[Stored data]
▶

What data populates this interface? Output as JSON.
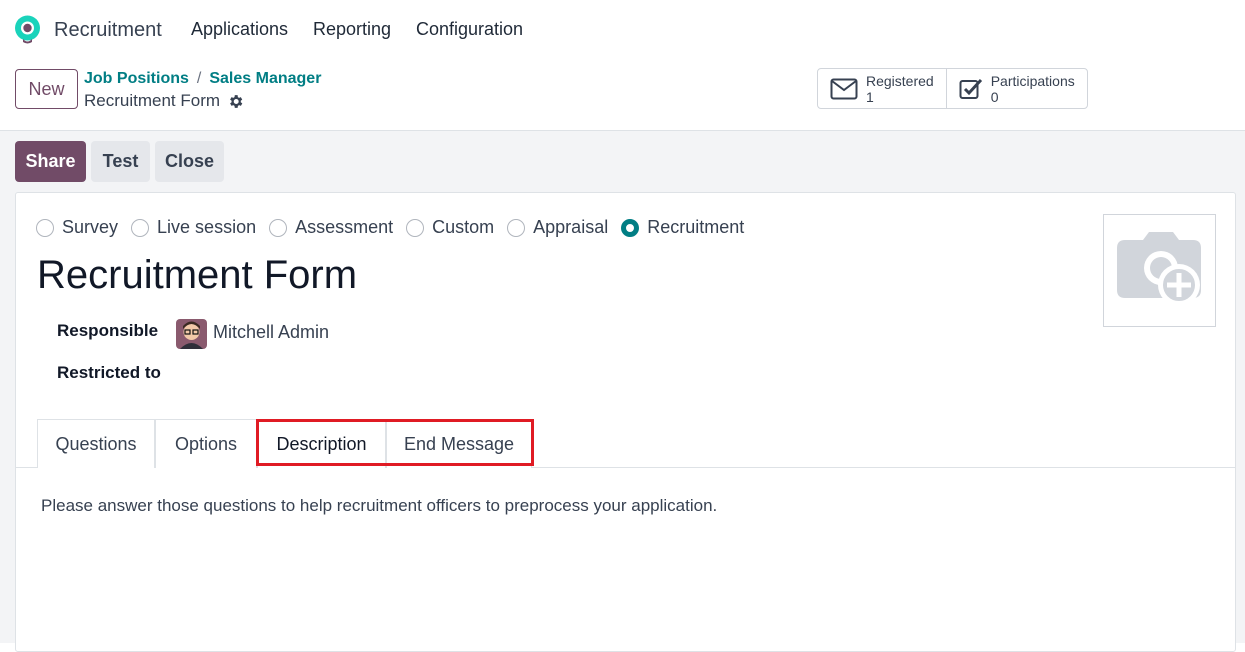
{
  "app": {
    "name": "Recruitment"
  },
  "nav": {
    "items": [
      "Applications",
      "Reporting",
      "Configuration"
    ]
  },
  "control": {
    "new_label": "New",
    "breadcrumb": [
      "Job Positions",
      "Sales Manager"
    ],
    "separator": "/",
    "record_title": "Recruitment Form",
    "stats": [
      {
        "label": "Registered",
        "value": "1",
        "icon": "envelope-icon"
      },
      {
        "label": "Participations",
        "value": "0",
        "icon": "checkbox-icon"
      }
    ]
  },
  "actions": {
    "share": "Share",
    "test": "Test",
    "close": "Close"
  },
  "form": {
    "survey_types": [
      "Survey",
      "Live session",
      "Assessment",
      "Custom",
      "Appraisal",
      "Recruitment"
    ],
    "selected_type": "Recruitment",
    "title": "Recruitment Form",
    "responsible_label": "Responsible",
    "responsible_value": "Mitchell Admin",
    "restricted_label": "Restricted to",
    "restricted_value": ""
  },
  "tabs": {
    "items": [
      "Questions",
      "Options",
      "Description",
      "End Message"
    ],
    "active": "Description"
  },
  "description_text": "Please answer those questions to help recruitment officers to preprocess your application.",
  "colors": {
    "brand": "#714b67",
    "link": "#017e84",
    "highlight": "#e01b24"
  }
}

◀

Do this:
Exclude the images, then output the data above word for word.

Written response:
What data populates this interface? Output as JSON.
{
  "app": {
    "name": "Recruitment"
  },
  "nav": {
    "items": [
      "Applications",
      "Reporting",
      "Configuration"
    ]
  },
  "control": {
    "new_label": "New",
    "breadcrumb": [
      "Job Positions",
      "Sales Manager"
    ],
    "separator": "/",
    "record_title": "Recruitment Form",
    "stats": [
      {
        "label": "Registered",
        "value": "1",
        "icon": "envelope-icon"
      },
      {
        "label": "Participations",
        "value": "0",
        "icon": "checkbox-icon"
      }
    ]
  },
  "actions": {
    "share": "Share",
    "test": "Test",
    "close": "Close"
  },
  "form": {
    "survey_types": [
      "Survey",
      "Live session",
      "Assessment",
      "Custom",
      "Appraisal",
      "Recruitment"
    ],
    "selected_type": "Recruitment",
    "title": "Recruitment Form",
    "responsible_label": "Responsible",
    "responsible_value": "Mitchell Admin",
    "restricted_label": "Restricted to",
    "restricted_value": ""
  },
  "tabs": {
    "items": [
      "Questions",
      "Options",
      "Description",
      "End Message"
    ],
    "active": "Description"
  },
  "description_text": "Please answer those questions to help recruitment officers to preprocess your application.",
  "colors": {
    "brand": "#714b67",
    "link": "#017e84",
    "highlight": "#e01b24"
  }
}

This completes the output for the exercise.